Filter for the word "manufacturing" and keep each matching line.

═══ Data shown

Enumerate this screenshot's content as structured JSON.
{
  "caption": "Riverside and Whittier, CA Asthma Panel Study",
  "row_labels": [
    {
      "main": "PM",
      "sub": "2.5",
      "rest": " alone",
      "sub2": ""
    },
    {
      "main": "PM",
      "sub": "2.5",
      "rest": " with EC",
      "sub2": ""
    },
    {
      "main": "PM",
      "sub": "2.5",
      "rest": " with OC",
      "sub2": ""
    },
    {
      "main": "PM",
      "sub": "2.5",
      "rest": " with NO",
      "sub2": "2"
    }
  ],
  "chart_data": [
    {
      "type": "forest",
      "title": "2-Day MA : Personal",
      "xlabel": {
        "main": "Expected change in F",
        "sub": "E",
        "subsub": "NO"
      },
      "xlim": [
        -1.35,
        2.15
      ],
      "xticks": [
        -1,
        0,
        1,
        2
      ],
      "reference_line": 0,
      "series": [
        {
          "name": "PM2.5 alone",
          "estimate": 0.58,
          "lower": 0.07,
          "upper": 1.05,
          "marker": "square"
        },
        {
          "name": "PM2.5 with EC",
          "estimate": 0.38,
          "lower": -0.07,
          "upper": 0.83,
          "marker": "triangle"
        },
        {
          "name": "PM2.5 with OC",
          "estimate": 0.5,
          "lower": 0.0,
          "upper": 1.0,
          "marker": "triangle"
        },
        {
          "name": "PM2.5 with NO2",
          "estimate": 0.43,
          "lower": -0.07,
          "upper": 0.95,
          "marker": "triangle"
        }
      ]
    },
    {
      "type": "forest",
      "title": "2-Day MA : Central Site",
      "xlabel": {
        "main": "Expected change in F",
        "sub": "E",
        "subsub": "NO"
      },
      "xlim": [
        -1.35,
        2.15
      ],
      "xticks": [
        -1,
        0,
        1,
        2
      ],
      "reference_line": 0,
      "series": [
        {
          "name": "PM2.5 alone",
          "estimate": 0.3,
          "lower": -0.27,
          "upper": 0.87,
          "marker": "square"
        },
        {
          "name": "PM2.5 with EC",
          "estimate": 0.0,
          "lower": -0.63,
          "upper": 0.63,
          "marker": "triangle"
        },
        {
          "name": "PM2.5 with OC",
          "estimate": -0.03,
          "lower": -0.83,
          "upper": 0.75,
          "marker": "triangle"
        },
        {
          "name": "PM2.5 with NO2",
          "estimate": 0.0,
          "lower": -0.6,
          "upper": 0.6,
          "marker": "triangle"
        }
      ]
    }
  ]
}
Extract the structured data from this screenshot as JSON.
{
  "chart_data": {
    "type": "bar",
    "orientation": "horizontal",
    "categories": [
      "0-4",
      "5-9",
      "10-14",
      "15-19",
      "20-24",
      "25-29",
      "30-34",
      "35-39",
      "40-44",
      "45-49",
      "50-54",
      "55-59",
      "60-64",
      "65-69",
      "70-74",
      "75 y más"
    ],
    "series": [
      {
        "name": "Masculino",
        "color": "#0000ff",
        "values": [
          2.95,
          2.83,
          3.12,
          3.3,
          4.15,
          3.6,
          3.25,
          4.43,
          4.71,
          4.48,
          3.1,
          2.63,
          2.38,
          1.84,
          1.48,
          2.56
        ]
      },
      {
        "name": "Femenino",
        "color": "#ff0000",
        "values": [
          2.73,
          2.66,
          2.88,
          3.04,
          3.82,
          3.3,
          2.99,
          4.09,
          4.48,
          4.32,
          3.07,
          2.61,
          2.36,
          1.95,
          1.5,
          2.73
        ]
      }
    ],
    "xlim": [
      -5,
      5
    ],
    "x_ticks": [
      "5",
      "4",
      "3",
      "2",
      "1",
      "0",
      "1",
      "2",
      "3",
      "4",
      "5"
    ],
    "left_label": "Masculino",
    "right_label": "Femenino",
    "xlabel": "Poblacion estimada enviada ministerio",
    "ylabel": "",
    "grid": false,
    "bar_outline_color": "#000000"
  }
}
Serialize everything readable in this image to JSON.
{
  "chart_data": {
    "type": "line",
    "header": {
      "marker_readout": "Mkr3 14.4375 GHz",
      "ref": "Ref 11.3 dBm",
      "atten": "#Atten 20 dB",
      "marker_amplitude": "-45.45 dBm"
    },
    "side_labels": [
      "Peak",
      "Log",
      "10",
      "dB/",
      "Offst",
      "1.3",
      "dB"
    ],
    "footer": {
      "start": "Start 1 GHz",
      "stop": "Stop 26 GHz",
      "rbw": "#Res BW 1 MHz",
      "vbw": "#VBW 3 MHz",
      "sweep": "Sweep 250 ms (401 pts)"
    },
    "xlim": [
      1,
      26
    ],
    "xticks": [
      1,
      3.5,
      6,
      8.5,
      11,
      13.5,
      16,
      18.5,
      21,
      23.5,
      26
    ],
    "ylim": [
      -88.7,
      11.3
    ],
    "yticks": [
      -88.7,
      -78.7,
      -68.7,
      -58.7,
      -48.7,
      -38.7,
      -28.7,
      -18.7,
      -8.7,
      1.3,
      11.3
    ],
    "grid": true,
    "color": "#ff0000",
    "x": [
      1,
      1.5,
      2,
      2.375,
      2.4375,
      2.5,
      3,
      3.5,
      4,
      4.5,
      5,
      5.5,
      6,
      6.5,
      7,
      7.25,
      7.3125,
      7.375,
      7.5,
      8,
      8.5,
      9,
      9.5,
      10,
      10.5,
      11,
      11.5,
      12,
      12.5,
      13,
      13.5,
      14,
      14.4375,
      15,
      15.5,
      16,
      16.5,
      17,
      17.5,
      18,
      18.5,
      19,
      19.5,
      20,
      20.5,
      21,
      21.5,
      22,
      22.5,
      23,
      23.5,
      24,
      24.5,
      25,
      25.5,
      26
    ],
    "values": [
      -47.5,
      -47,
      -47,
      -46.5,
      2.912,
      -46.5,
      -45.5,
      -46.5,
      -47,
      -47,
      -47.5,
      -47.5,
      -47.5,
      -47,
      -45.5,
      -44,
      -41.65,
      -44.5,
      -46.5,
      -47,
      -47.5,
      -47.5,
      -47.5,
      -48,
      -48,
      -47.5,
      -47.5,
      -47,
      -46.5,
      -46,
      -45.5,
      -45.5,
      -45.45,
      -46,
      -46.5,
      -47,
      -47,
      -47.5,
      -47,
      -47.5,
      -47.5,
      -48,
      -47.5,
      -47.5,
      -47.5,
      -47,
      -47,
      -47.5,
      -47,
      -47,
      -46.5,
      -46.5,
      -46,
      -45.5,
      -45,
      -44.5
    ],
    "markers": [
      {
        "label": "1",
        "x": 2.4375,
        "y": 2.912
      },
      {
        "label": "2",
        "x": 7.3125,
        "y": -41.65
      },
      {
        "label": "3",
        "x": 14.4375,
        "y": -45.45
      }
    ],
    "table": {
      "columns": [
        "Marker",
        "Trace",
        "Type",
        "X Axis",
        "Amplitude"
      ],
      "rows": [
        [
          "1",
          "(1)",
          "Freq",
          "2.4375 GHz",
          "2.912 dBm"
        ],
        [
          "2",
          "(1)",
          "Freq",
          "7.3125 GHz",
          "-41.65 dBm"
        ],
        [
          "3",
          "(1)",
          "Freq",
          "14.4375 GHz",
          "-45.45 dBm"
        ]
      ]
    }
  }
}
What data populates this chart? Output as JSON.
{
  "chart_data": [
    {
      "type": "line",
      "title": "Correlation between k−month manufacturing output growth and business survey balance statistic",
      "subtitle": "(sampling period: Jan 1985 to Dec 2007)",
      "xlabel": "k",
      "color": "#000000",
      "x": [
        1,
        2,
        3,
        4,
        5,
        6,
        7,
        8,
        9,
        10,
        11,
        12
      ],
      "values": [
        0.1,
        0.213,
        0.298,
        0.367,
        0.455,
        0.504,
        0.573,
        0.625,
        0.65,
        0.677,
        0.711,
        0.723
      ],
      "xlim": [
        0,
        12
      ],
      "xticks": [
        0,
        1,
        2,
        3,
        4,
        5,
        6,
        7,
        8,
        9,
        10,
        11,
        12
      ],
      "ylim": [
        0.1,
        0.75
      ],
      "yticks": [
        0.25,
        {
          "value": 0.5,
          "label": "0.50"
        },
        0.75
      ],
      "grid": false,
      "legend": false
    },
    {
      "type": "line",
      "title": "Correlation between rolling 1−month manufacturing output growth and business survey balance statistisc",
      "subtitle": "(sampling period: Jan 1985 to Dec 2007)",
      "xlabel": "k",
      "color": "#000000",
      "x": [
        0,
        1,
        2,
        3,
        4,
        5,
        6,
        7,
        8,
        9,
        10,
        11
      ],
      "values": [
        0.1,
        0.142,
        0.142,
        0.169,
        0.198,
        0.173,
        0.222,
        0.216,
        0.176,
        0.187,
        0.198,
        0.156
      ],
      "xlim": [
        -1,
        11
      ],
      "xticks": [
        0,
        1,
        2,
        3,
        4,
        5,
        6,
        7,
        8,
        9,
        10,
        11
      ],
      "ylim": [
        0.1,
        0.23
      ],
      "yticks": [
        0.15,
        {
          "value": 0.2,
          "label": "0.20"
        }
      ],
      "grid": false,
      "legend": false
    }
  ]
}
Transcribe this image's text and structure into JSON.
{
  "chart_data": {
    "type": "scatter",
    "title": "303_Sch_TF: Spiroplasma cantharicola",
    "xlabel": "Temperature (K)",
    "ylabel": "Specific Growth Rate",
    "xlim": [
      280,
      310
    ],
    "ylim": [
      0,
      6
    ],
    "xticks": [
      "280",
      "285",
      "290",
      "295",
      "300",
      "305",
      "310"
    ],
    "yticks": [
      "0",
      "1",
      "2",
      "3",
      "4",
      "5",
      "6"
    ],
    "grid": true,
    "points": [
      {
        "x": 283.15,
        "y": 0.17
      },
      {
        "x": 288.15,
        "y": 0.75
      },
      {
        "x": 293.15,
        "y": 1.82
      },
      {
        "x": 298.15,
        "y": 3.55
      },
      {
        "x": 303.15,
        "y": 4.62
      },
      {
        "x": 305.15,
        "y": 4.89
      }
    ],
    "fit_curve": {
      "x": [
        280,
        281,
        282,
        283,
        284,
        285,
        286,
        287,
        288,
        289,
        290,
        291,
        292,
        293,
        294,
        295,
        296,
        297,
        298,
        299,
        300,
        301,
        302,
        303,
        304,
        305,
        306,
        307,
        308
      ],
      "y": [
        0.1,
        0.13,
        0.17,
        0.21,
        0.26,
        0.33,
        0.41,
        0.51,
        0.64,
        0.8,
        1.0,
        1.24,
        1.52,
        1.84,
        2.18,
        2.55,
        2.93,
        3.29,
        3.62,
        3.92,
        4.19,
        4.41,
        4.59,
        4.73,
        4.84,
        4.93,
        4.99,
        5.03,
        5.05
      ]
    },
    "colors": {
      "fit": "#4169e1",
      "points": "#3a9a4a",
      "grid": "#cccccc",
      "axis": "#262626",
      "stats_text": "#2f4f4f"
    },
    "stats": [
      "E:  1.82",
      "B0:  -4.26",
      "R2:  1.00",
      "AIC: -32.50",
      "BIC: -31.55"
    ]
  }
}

══════

Written response.
      "title": "Correlation between k−month manufacturing output growth and business survey balance statistic",
      "title": "Correlation between rolling 1−month manufacturing output growth and business survey balance statistisc",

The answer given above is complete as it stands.